**Stored records**.
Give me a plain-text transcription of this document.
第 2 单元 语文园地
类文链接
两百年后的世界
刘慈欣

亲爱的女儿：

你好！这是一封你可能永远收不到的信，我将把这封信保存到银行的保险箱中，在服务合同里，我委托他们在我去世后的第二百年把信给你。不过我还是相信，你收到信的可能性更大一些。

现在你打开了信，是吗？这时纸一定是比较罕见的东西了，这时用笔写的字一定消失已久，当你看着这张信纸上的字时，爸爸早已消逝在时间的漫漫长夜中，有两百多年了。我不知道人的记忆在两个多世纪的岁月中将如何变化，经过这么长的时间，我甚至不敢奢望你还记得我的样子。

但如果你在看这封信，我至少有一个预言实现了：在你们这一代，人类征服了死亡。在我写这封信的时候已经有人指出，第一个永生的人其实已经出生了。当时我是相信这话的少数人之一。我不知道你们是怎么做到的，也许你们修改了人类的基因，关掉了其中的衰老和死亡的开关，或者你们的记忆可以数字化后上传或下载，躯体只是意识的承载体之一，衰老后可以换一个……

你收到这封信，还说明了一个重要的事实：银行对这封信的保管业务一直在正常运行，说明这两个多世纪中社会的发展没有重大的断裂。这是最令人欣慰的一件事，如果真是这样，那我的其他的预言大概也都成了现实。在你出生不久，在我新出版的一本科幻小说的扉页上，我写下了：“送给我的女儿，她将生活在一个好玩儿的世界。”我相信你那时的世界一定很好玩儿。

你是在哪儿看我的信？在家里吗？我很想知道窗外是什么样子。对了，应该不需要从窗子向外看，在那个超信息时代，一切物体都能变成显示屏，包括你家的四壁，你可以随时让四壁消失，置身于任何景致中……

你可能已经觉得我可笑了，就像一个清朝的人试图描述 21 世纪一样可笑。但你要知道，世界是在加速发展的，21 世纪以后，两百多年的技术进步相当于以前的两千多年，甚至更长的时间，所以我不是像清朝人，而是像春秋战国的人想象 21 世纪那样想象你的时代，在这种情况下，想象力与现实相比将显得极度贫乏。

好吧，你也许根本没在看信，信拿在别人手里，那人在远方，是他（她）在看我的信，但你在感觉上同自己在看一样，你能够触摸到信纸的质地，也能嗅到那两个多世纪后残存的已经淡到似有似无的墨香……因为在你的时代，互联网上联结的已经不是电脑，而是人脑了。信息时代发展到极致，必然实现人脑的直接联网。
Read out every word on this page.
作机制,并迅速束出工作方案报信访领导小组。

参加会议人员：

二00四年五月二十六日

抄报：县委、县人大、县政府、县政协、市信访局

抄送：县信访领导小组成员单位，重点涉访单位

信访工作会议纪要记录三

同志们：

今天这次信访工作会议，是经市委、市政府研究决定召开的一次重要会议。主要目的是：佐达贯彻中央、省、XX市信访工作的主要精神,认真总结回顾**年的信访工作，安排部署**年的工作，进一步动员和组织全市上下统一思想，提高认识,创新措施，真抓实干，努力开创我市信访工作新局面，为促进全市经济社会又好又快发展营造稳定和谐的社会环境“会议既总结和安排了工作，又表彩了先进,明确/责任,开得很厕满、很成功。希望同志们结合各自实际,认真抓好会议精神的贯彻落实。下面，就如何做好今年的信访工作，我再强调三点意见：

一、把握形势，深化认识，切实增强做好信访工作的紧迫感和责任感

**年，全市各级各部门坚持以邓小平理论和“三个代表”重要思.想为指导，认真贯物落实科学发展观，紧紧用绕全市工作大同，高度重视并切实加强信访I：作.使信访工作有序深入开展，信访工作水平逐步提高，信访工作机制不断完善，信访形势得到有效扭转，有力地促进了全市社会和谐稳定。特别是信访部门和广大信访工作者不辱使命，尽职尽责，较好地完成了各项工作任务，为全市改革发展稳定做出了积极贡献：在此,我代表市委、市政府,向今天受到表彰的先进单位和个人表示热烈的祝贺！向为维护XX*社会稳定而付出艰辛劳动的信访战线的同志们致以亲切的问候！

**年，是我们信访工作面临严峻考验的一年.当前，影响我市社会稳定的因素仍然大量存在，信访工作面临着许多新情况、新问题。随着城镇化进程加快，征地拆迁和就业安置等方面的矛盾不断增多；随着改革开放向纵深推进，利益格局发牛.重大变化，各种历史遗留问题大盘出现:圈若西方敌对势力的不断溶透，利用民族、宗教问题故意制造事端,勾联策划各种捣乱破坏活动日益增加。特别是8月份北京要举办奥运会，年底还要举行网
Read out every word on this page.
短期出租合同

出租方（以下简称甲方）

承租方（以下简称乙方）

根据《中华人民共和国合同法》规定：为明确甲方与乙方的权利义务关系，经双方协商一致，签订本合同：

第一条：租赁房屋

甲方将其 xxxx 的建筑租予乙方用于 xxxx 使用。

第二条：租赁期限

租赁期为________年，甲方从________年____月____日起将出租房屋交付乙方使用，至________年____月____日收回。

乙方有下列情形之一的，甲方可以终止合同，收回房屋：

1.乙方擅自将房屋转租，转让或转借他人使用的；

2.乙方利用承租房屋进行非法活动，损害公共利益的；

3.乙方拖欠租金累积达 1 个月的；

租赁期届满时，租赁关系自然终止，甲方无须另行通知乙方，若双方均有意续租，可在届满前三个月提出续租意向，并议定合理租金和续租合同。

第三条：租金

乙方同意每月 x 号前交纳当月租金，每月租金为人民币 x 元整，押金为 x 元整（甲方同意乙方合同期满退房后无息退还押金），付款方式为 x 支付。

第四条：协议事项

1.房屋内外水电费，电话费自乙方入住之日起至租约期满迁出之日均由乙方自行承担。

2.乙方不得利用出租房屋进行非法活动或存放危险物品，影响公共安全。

**To do**.
Copy out all of the records above with nothing altered.

**Task output**.
Give me a plain-text transcription of this document.
第 2 单元 语文园地
类文链接
两百年后的世界
刘慈欣

亲爱的女儿：

你好！这是一封你可能永远收不到的信，我将把这封信保存到银行的保险箱中，在服务合同里，我委托他们在我去世后的第二百年把信给你。不过我还是相信，你收到信的可能性更大一些。

现在你打开了信，是吗？这时纸一定是比较罕见的东西了，这时用笔写的字一定消失已久，当你看着这张信纸上的字时，爸爸早已消逝在时间的漫漫长夜中，有两百多年了。我不知道人的记忆在两个多世纪的岁月中将如何变化，经过这么长的时间，我甚至不敢奢望你还记得我的样子。

但如果你在看这封信，我至少有一个预言实现了：在你们这一代，人类征服了死亡。在我写这封信的时候已经有人指出，第一个永生的人其实已经出生了。当时我是相信这话的少数人之一。我不知道你们是怎么做到的，也许你们修改了人类的基因，关掉了其中的衰老和死亡的开关，或者你们的记忆可以数字化后上传或下载，躯体只是意识的承载体之一，衰老后可以换一个……

你收到这封信，还说明了一个重要的事实：银行对这封信的保管业务一直在正常运行，说明这两个多世纪中社会的发展没有重大的断裂。这是最令人欣慰的一件事，如果真是这样，那我的其他的预言大概也都成了现实。在你出生不久，在我新出版的一本科幻小说的扉页上，我写下了：“送给我的女儿，她将生活在一个好玩儿的世界。”我相信你那时的世界一定很好玩儿。

你是在哪儿看我的信？在家里吗？我很想知道窗外是什么样子。对了，应该不需要从窗子向外看，在那个超信息时代，一切物体都能变成显示屏，包括你家的四壁，你可以随时让四壁消失，置身于任何景致中……

你可能已经觉得我可笑了，就像一个清朝的人试图描述 21 世纪一样可笑。但你要知道，世界是在加速发展的，21 世纪以后，两百多年的技术进步相当于以前的两千多年，甚至更长的时间，所以我不是像清朝人，而是像春秋战国的人想象 21 世纪那样想象你的时代，在这种情况下，想象力与现实相比将显得极度贫乏。

好吧，你也许根本没在看信，信拿在别人手里，那人在远方，是他（她）在看我的信，但你在感觉上同自己在看一样，你能够触摸到信纸的质地，也能嗅到那两个多世纪后残存的已经淡到似有似无的墨香……因为在你的时代，互联网上联结的已经不是电脑，而是人脑了。信息时代发展到极致，必然实现人脑的直接联网。
Read out every word on this page.
作机制,并迅速束出工作方案报信访领导小组。

参加会议人员：

二00四年五月二十六日

抄报：县委、县人大、县政府、县政协、市信访局

抄送：县信访领导小组成员单位，重点涉访单位

信访工作会议纪要记录三

同志们：

今天这次信访工作会议，是经市委、市政府研究决定召开的一次重要会议。主要目的是：佐达贯彻中央、省、XX市信访工作的主要精神,认真总结回顾**年的信访工作，安排部署**年的工作，进一步动员和组织全市上下统一思想，提高认识,创新措施，真抓实干，努力开创我市信访工作新局面，为促进全市经济社会又好又快发展营造稳定和谐的社会环境“会议既总结和安排了工作，又表彩了先进,明确/责任,开得很厕满、很成功。希望同志们结合各自实际,认真抓好会议精神的贯彻落实。下面，就如何做好今年的信访工作，我再强调三点意见：

一、把握形势，深化认识，切实增强做好信访工作的紧迫感和责任感

**年，全市各级各部门坚持以邓小平理论和“三个代表”重要思.想为指导，认真贯物落实科学发展观，紧紧用绕全市工作大同，高度重视并切实加强信访I：作.使信访工作有序深入开展，信访工作水平逐步提高，信访工作机制不断完善，信访形势得到有效扭转，有力地促进了全市社会和谐稳定。特别是信访部门和广大信访工作者不辱使命，尽职尽责，较好地完成了各项工作任务，为全市改革发展稳定做出了积极贡献：在此,我代表市委、市政府,向今天受到表彰的先进单位和个人表示热烈的祝贺！向为维护XX*社会稳定而付出艰辛劳动的信访战线的同志们致以亲切的问候！

**年，是我们信访工作面临严峻考验的一年.当前，影响我市社会稳定的因素仍然大量存在，信访工作面临着许多新情况、新问题。随着城镇化进程加快，征地拆迁和就业安置等方面的矛盾不断增多；随着改革开放向纵深推进，利益格局发牛.重大变化，各种历史遗留问题大盘出现:圈若西方敌对势力的不断溶透，利用民族、宗教问题故意制造事端,勾联策划各种捣乱破坏活动日益增加。特别是8月份北京要举办奥运会，年底还要举行网
Read out every word on this page.
短期出租合同

出租方（以下简称甲方）

承租方（以下简称乙方）

根据《中华人民共和国合同法》规定：为明确甲方与乙方的权利义务关系，经双方协商一致，签订本合同：

第一条：租赁房屋

甲方将其 xxxx 的建筑租予乙方用于 xxxx 使用。

第二条：租赁期限

租赁期为________年，甲方从________年____月____日起将出租房屋交付乙方使用，至________年____月____日收回。

乙方有下列情形之一的，甲方可以终止合同，收回房屋：

1.乙方擅自将房屋转租，转让或转借他人使用的；

2.乙方利用承租房屋进行非法活动，损害公共利益的；

3.乙方拖欠租金累积达 1 个月的；

租赁期届满时，租赁关系自然终止，甲方无须另行通知乙方，若双方均有意续租，可在届满前三个月提出续租意向，并议定合理租金和续租合同。

第三条：租金

乙方同意每月 x 号前交纳当月租金，每月租金为人民币 x 元整，押金为 x 元整（甲方同意乙方合同期满退房后无息退还押金），付款方式为 x 支付。

第四条：协议事项

1.房屋内外水电费，电话费自乙方入住之日起至租约期满迁出之日均由乙方自行承担。

2.乙方不得利用出租房屋进行非法活动或存放危险物品，影响公共安全。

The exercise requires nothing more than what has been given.